═══ ENTRIES SHOWN ═══

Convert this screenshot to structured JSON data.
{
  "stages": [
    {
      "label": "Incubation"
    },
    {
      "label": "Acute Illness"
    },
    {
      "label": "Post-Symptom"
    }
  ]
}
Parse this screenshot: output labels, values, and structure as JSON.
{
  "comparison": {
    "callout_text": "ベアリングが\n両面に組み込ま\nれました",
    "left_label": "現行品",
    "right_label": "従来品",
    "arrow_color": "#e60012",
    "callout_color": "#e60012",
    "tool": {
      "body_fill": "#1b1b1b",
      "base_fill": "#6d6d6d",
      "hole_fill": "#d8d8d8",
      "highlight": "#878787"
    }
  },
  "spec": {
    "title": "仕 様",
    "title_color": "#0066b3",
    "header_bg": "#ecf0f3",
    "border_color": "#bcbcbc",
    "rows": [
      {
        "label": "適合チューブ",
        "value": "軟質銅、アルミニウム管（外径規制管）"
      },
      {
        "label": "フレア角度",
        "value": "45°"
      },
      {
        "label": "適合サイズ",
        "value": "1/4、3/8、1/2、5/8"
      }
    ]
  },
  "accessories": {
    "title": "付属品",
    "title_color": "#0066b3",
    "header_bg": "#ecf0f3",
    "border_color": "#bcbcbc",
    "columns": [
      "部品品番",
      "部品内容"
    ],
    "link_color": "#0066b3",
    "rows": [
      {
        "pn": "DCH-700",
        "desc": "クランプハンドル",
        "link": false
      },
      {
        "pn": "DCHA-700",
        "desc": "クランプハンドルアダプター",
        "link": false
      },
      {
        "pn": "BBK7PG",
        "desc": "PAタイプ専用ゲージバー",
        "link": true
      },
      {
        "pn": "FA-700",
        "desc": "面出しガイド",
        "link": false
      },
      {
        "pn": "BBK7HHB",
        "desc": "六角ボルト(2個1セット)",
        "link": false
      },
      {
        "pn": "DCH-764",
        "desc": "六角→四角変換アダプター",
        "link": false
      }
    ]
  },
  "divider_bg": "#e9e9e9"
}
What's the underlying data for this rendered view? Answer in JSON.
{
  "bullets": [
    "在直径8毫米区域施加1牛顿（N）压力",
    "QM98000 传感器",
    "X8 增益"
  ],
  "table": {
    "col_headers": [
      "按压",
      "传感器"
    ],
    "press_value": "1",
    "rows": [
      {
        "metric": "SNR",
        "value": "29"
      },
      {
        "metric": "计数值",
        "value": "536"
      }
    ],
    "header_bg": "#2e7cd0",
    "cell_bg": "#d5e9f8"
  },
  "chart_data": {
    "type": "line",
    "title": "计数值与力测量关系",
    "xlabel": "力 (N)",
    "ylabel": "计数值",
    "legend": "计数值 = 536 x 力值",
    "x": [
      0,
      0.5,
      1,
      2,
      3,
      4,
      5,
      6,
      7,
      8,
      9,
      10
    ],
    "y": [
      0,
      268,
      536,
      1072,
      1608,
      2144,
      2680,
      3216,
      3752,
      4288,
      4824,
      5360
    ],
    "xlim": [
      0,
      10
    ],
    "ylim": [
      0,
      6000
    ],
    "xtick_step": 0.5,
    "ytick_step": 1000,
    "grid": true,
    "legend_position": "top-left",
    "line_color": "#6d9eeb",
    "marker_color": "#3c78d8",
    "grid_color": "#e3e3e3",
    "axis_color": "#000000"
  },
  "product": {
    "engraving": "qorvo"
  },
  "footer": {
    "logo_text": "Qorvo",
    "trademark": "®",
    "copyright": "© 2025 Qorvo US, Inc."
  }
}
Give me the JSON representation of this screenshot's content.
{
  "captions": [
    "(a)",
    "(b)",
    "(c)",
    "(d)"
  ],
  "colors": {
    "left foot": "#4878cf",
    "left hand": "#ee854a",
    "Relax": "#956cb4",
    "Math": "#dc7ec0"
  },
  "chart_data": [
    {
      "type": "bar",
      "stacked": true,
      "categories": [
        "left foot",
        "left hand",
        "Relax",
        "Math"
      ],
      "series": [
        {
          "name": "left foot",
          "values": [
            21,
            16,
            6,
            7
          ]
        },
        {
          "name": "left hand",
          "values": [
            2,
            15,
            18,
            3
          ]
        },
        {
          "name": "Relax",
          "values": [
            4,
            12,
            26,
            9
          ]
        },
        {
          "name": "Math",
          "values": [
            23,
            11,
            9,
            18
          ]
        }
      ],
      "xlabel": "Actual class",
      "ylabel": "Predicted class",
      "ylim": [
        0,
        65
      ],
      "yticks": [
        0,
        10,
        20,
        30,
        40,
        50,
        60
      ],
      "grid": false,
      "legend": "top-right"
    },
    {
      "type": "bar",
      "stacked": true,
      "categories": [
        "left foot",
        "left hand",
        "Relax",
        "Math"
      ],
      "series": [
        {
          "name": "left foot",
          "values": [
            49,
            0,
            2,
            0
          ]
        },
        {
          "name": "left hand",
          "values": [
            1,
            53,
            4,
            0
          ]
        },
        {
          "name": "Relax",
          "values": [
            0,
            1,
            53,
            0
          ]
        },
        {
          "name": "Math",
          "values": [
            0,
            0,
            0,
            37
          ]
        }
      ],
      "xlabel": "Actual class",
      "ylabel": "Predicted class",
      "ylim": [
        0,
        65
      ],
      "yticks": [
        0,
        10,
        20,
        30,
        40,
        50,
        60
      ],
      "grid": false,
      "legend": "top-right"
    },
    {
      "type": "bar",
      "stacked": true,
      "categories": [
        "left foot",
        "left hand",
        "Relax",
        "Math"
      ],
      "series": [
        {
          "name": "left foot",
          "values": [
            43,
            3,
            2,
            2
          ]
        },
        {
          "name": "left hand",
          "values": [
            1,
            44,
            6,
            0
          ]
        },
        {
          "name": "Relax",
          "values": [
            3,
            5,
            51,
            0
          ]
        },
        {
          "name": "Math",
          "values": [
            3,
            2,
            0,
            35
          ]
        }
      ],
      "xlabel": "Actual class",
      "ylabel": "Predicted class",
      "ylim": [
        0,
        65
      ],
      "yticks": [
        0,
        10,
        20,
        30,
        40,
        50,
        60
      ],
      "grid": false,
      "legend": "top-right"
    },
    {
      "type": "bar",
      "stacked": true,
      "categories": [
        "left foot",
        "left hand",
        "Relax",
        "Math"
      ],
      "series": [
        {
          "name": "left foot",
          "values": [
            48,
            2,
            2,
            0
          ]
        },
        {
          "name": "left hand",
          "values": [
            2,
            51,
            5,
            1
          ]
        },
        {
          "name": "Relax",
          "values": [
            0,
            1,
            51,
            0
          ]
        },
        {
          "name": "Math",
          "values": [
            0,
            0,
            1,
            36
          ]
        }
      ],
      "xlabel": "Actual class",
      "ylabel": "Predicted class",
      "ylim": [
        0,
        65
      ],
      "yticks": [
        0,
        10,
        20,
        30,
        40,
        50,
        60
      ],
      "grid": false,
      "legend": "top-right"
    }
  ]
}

═══

■ EXERCISE DETAILS ■
Reproduce the entire listing word for word.

■ ANSWER FOR THIS EXERCISE ■
Convert this screenshot to structured JSON data.
{
  "stages": [
    {
      "label": "Incubation"
    },
    {
      "label": "Acute Illness"
    },
    {
      "label": "Post-Symptom"
    }
  ]
}
Parse this screenshot: output labels, values, and structure as JSON.
{
  "comparison": {
    "callout_text": "ベアリングが\n両面に組み込ま\nれました",
    "left_label": "現行品",
    "right_label": "従来品",
    "arrow_color": "#e60012",
    "callout_color": "#e60012",
    "tool": {
      "body_fill": "#1b1b1b",
      "base_fill": "#6d6d6d",
      "hole_fill": "#d8d8d8",
      "highlight": "#878787"
    }
  },
  "spec": {
    "title": "仕 様",
    "title_color": "#0066b3",
    "header_bg": "#ecf0f3",
    "border_color": "#bcbcbc",
    "rows": [
      {
        "label": "適合チューブ",
        "value": "軟質銅、アルミニウム管（外径規制管）"
      },
      {
        "label": "フレア角度",
        "value": "45°"
      },
      {
        "label": "適合サイズ",
        "value": "1/4、3/8、1/2、5/8"
      }
    ]
  },
  "accessories": {
    "title": "付属品",
    "title_color": "#0066b3",
    "header_bg": "#ecf0f3",
    "border_color": "#bcbcbc",
    "columns": [
      "部品品番",
      "部品内容"
    ],
    "link_color": "#0066b3",
    "rows": [
      {
        "pn": "DCH-700",
        "desc": "クランプハンドル",
        "link": false
      },
      {
        "pn": "DCHA-700",
        "desc": "クランプハンドルアダプター",
        "link": false
      },
      {
        "pn": "BBK7PG",
        "desc": "PAタイプ専用ゲージバー",
        "link": true
      },
      {
        "pn": "FA-700",
        "desc": "面出しガイド",
        "link": false
      },
      {
        "pn": "BBK7HHB",
        "desc": "六角ボルト(2個1セット)",
        "link": false
      },
      {
        "pn": "DCH-764",
        "desc": "六角→四角変換アダプター",
        "link": false
      }
    ]
  },
  "divider_bg": "#e9e9e9"
}
What's the underlying data for this rendered view? Answer in JSON.
{
  "bullets": [
    "在直径8毫米区域施加1牛顿（N）压力",
    "QM98000 传感器",
    "X8 增益"
  ],
  "table": {
    "col_headers": [
      "按压",
      "传感器"
    ],
    "press_value": "1",
    "rows": [
      {
        "metric": "SNR",
        "value": "29"
      },
      {
        "metric": "计数值",
        "value": "536"
      }
    ],
    "header_bg": "#2e7cd0",
    "cell_bg": "#d5e9f8"
  },
  "chart_data": {
    "type": "line",
    "title": "计数值与力测量关系",
    "xlabel": "力 (N)",
    "ylabel": "计数值",
    "legend": "计数值 = 536 x 力值",
    "x": [
      0,
      0.5,
      1,
      2,
      3,
      4,
      5,
      6,
      7,
      8,
      9,
      10
    ],
    "y": [
      0,
      268,
      536,
      1072,
      1608,
      2144,
      2680,
      3216,
      3752,
      4288,
      4824,
      5360
    ],
    "xlim": [
      0,
      10
    ],
    "ylim": [
      0,
      6000
    ],
    "xtick_step": 0.5,
    "ytick_step": 1000,
    "grid": true,
    "legend_position": "top-left",
    "line_color": "#6d9eeb",
    "marker_color": "#3c78d8",
    "grid_color": "#e3e3e3",
    "axis_color": "#000000"
  },
  "product": {
    "engraving": "qorvo"
  },
  "footer": {
    "logo_text": "Qorvo",
    "trademark": "®",
    "copyright": "© 2025 Qorvo US, Inc."
  }
}
Give me the JSON representation of this screenshot's content.
{
  "captions": [
    "(a)",
    "(b)",
    "(c)",
    "(d)"
  ],
  "colors": {
    "left foot": "#4878cf",
    "left hand": "#ee854a",
    "Relax": "#956cb4",
    "Math": "#dc7ec0"
  },
  "chart_data": [
    {
      "type": "bar",
      "stacked": true,
      "categories": [
        "left foot",
        "left hand",
        "Relax",
        "Math"
      ],
      "series": [
        {
          "name": "left foot",
          "values": [
            21,
            16,
            6,
            7
          ]
        },
        {
          "name": "left hand",
          "values": [
            2,
            15,
            18,
            3
          ]
        },
        {
          "name": "Relax",
          "values": [
            4,
            12,
            26,
            9
          ]
        },
        {
          "name": "Math",
          "values": [
            23,
            11,
            9,
            18
          ]
        }
      ],
      "xlabel": "Actual class",
      "ylabel": "Predicted class",
      "ylim": [
        0,
        65
      ],
      "yticks": [
        0,
        10,
        20,
        30,
        40,
        50,
        60
      ],
      "grid": false,
      "legend": "top-right"
    },
    {
      "type": "bar",
      "stacked": true,
      "categories": [
        "left foot",
        "left hand",
        "Relax",
        "Math"
      ],
      "series": [
        {
          "name": "left foot",
          "values": [
            49,
            0,
            2,
            0
          ]
        },
        {
          "name": "left hand",
          "values": [
            1,
            53,
            4,
            0
          ]
        },
        {
          "name": "Relax",
          "values": [
            0,
            1,
            53,
            0
          ]
        },
        {
          "name": "Math",
          "values": [
            0,
            0,
            0,
            37
          ]
        }
      ],
      "xlabel": "Actual class",
      "ylabel": "Predicted class",
      "ylim": [
        0,
        65
      ],
      "yticks": [
        0,
        10,
        20,
        30,
        40,
        50,
        60
      ],
      "grid": false,
      "legend": "top-right"
    },
    {
      "type": "bar",
      "stacked": true,
      "categories": [
        "left foot",
        "left hand",
        "Relax",
        "Math"
      ],
      "series": [
        {
          "name": "left foot",
          "values": [
            43,
            3,
            2,
            2
          ]
        },
        {
          "name": "left hand",
          "values": [
            1,
            44,
            6,
            0
          ]
        },
        {
          "name": "Relax",
          "values": [
            3,
            5,
            51,
            0
          ]
        },
        {
          "name": "Math",
          "values": [
            3,
            2,
            0,
            35
          ]
        }
      ],
      "xlabel": "Actual class",
      "ylabel": "Predicted class",
      "ylim": [
        0,
        65
      ],
      "yticks": [
        0,
        10,
        20,
        30,
        40,
        50,
        60
      ],
      "grid": false,
      "legend": "top-right"
    },
    {
      "type": "bar",
      "stacked": true,
      "categories": [
        "left foot",
        "left hand",
        "Relax",
        "Math"
      ],
      "series": [
        {
          "name": "left foot",
          "values": [
            48,
            2,
            2,
            0
          ]
        },
        {
          "name": "left hand",
          "values": [
            2,
            51,
            5,
            1
          ]
        },
        {
          "name": "Relax",
          "values": [
            0,
            1,
            51,
            0
          ]
        },
        {
          "name": "Math",
          "values": [
            0,
            0,
            1,
            36
          ]
        }
      ],
      "xlabel": "Actual class",
      "ylabel": "Predicted class",
      "ylim": [
        0,
        65
      ],
      "yticks": [
        0,
        10,
        20,
        30,
        40,
        50,
        60
      ],
      "grid": false,
      "legend": "top-right"
    }
  ]
}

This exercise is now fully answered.